#### Provided records

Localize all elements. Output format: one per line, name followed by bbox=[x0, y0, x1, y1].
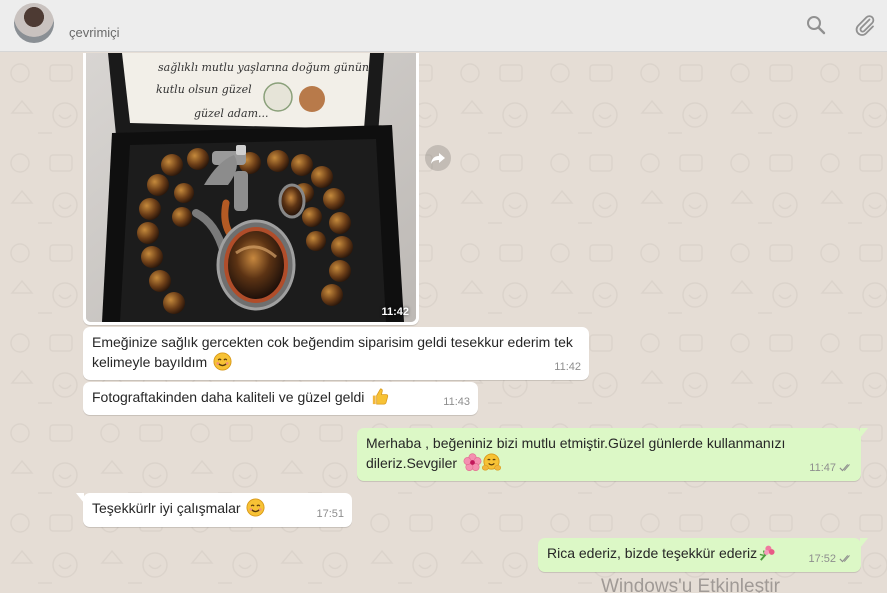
chat-header: çevrimiçi bbox=[0, 0, 887, 52]
bubble-tail bbox=[860, 538, 868, 548]
message-text: Teşekkürlr iyi çalışmalar bbox=[92, 500, 241, 516]
message-time: 11:47 bbox=[809, 458, 853, 478]
svg-text:güzel adam...: güzel adam... bbox=[194, 107, 269, 120]
message-time-value: 17:52 bbox=[808, 553, 836, 565]
image-message[interactable]: sağlıklı mutlu yaşlarına doğum günün kut… bbox=[83, 53, 419, 325]
message-time: 17:52 bbox=[808, 549, 853, 569]
contact-status: çevrimiçi bbox=[69, 25, 120, 40]
message-text: Merhaba , beğeniniz bizi mutlu etmiştir.… bbox=[366, 435, 786, 471]
message-time: 17:51 bbox=[316, 508, 344, 520]
double-check-icon bbox=[839, 464, 850, 472]
svg-text:kutlu olsun güzel: kutlu olsun güzel bbox=[156, 83, 252, 96]
bouquet-emoji-icon bbox=[759, 545, 775, 561]
message-text: Rica ederiz, bizde teşekkür ederiz bbox=[547, 545, 758, 561]
forward-button[interactable] bbox=[425, 145, 451, 171]
outgoing-message[interactable]: Rica ederiz, bizde teşekkür ederiz 17:52 bbox=[538, 538, 868, 572]
message-time-value: 11:47 bbox=[809, 462, 836, 474]
avatar[interactable] bbox=[14, 3, 54, 43]
outgoing-message[interactable]: Merhaba , beğeniniz bizi mutlu etmiştir.… bbox=[357, 428, 868, 481]
forward-icon bbox=[431, 153, 445, 164]
message-time: 11:43 bbox=[443, 396, 470, 408]
thumbs-up-emoji-icon bbox=[373, 388, 389, 405]
bubble-tail bbox=[76, 493, 84, 503]
message-text: Fotograftakinden daha kaliteli ve güzel … bbox=[92, 389, 365, 405]
incoming-message[interactable]: Fotograftakinden daha kaliteli ve güzel … bbox=[83, 382, 478, 415]
bubble-tail bbox=[860, 428, 868, 438]
smiling-face-emoji-icon bbox=[246, 498, 266, 517]
windows-activation-watermark: Windows'u Etkinleştir bbox=[601, 576, 780, 593]
message-text: Emeğinize sağlık gercekten cok beğendim … bbox=[92, 334, 573, 370]
message-time: 11:42 bbox=[554, 361, 581, 373]
double-check-icon bbox=[839, 555, 850, 563]
chat-panel[interactable]: sağlıklı mutlu yaşlarına doğum günün kut… bbox=[0, 53, 887, 593]
blossom-emoji-icon bbox=[463, 453, 482, 471]
bracelet-photo-image: sağlıklı mutlu yaşlarına doğum günün kut… bbox=[86, 53, 416, 322]
hugging-face-emoji-icon bbox=[481, 453, 501, 471]
image-message-time: 11:42 bbox=[381, 306, 409, 318]
incoming-message[interactable]: Teşekkürlr iyi çalışmalar 17:51 bbox=[76, 493, 352, 527]
paperclip-icon[interactable] bbox=[853, 13, 877, 37]
search-icon[interactable] bbox=[804, 13, 828, 37]
incoming-message[interactable]: Emeğinize sağlık gercekten cok beğendim … bbox=[83, 327, 589, 380]
product-photo[interactable]: sağlıklı mutlu yaşlarına doğum günün kut… bbox=[86, 53, 416, 322]
svg-text:sağlıklı mutlu yaşlarına doğum: sağlıklı mutlu yaşlarına doğum günün bbox=[158, 61, 369, 74]
smiling-face-emoji-icon bbox=[213, 352, 232, 371]
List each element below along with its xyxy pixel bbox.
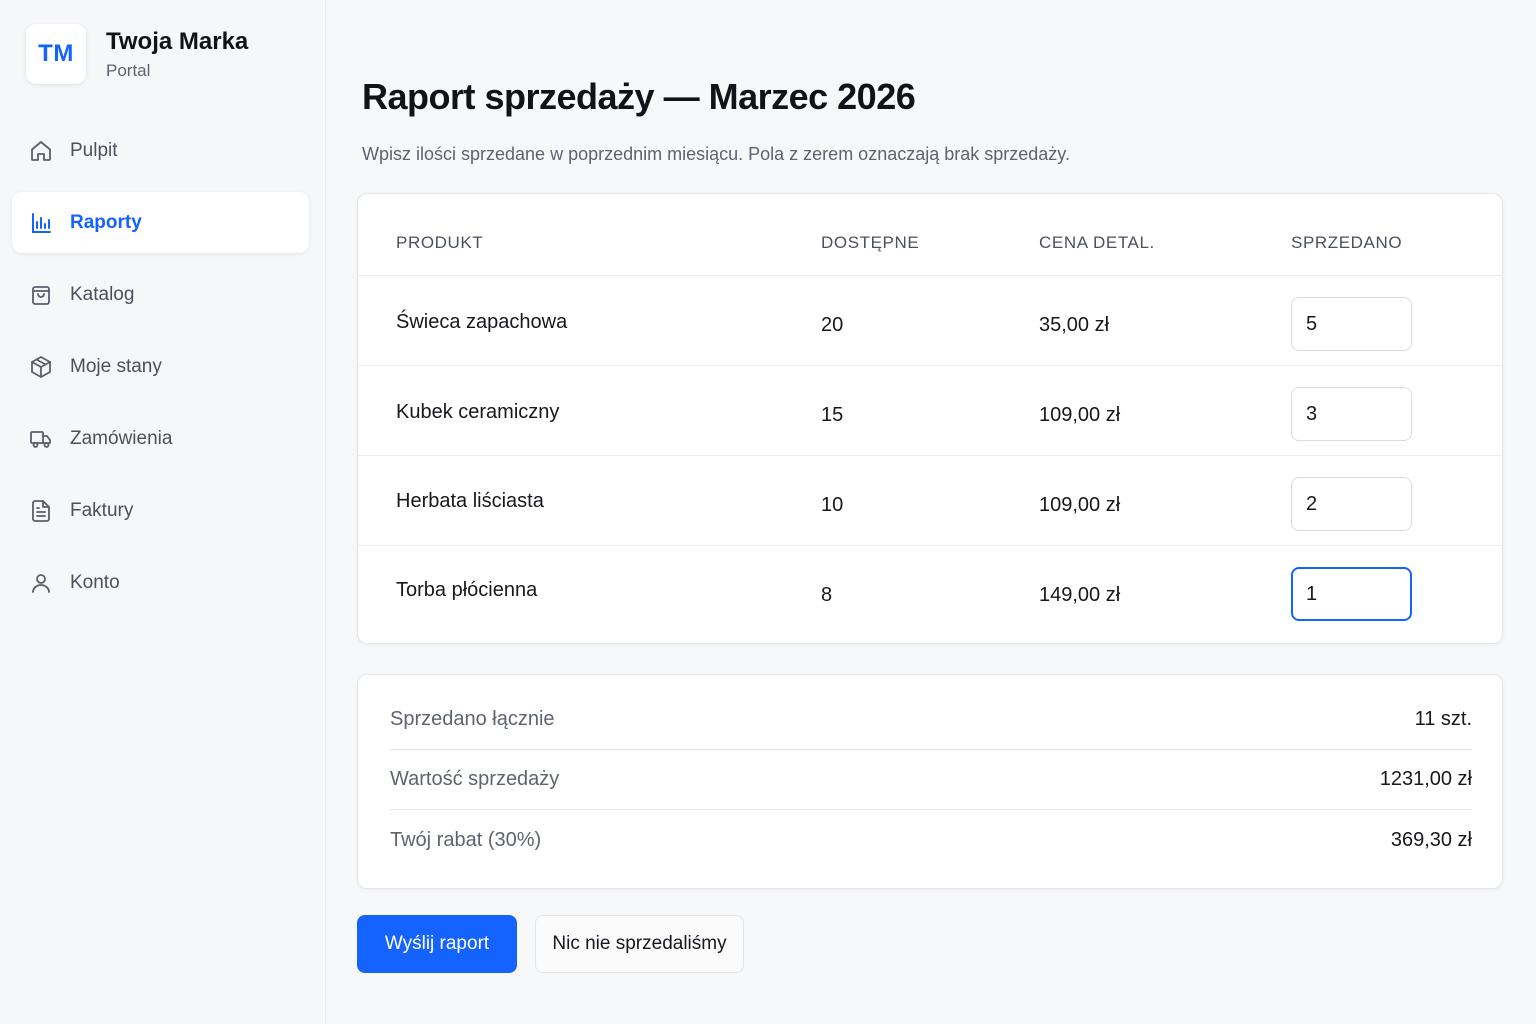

########

◆ Work to do: Arrange the lines above as a numbered list, leaving out the blank lines and the pictures.

◆ Answer to this task:
1. Localize all elements. Output format: one per line, name followed by bbox=[x0, y0, x1, y1].
2. chat-header: çevrimiçi bbox=[0, 0, 887, 52]
3. bubble-tail bbox=[860, 538, 868, 548]
4. message-text: Teşekkürlr iyi çalışmalar bbox=[92, 500, 241, 516]
5. message-time: 11:47 bbox=[809, 458, 853, 478]
6. svg-text:güzel adam...: güzel adam... bbox=[194, 107, 269, 120]
7. message-time-value: 17:52 bbox=[808, 553, 836, 565]
8. image-message[interactable]: sağlıklı mutlu yaşlarına doğum günün kut… bbox=[83, 53, 419, 325]
9. message-time: 17:52 bbox=[808, 549, 853, 569]
10. contact-status: çevrimiçi bbox=[69, 25, 120, 40]
11. message-text: Merhaba , beğeniniz bizi mutlu etmiştir.… bbox=[366, 435, 786, 471]
12. message-time: 17:51 bbox=[316, 508, 344, 520]
13. double-check-icon bbox=[839, 464, 850, 472]
14. svg-text:kutlu olsun güzel: kutlu olsun güzel bbox=[156, 83, 252, 96]
15. bouquet-emoji-icon bbox=[759, 545, 775, 561]
16. message-text: Rica ederiz, bizde teşekkür ederiz bbox=[547, 545, 758, 561]
17. forward-button[interactable] bbox=[425, 145, 451, 171]
18. outgoing-message[interactable]: Rica ederiz, bizde teşekkür ederiz 17:52 bbox=[538, 538, 868, 572]
19. message-time-value: 11:47 bbox=[809, 462, 836, 474]
20. avatar[interactable] bbox=[14, 3, 54, 43]
21. outgoing-message[interactable]: Merhaba , beğeniniz bizi mutlu etmiştir.… bbox=[357, 428, 868, 481]
22. forward-icon bbox=[431, 153, 445, 164]
23. message-time: 11:43 bbox=[443, 396, 470, 408]
24. thumbs-up-emoji-icon bbox=[373, 388, 389, 405]
25. bubble-tail bbox=[76, 493, 84, 503]
26. message-text: Fotograftakinden daha kaliteli ve güzel … bbox=[92, 389, 365, 405]
27. incoming-message[interactable]: Fotograftakinden daha kaliteli ve güzel … bbox=[83, 382, 478, 415]
28. bubble-tail bbox=[860, 428, 868, 438]
29. smiling-face-emoji-icon bbox=[246, 498, 266, 517]
30. windows-activation-watermark: Windows'u Etkinleştir bbox=[601, 576, 780, 593]
31. message-text: Emeğinize sağlık gercekten cok beğendim … bbox=[92, 334, 573, 370]
32. message-time: 11:42 bbox=[554, 361, 581, 373]
33. double-check-icon bbox=[839, 555, 850, 563]
34. chat-panel[interactable]: sağlıklı mutlu yaşlarına doğum günün kut… bbox=[0, 53, 887, 593]
35. blossom-emoji-icon bbox=[463, 453, 482, 471]
36. bracelet-photo-image: sağlıklı mutlu yaşlarına doğum günün kut… bbox=[86, 53, 416, 322]
37. hugging-face-emoji-icon bbox=[481, 453, 501, 471]
38. image-message-time: 11:42 bbox=[381, 306, 409, 318]
39. incoming-message[interactable]: Teşekkürlr iyi çalışmalar 17:51 bbox=[76, 493, 352, 527]
40. paperclip-icon[interactable] bbox=[853, 13, 877, 37]
41. search-icon[interactable] bbox=[804, 13, 828, 37]
42. incoming-message[interactable]: Emeğinize sağlık gercekten cok beğendim … bbox=[83, 327, 589, 380]
43. product-photo[interactable]: sağlıklı mutlu yaşlarına doğum günün kut… bbox=[86, 53, 416, 322]
44. svg-text:sağlıklı mutlu yaşlarına doğum: sağlıklı mutlu yaşlarına doğum günün bbox=[158, 61, 369, 74]
45. smiling-face-emoji-icon bbox=[213, 352, 232, 371]
46. List each element below along with its xyxy pixel bbox.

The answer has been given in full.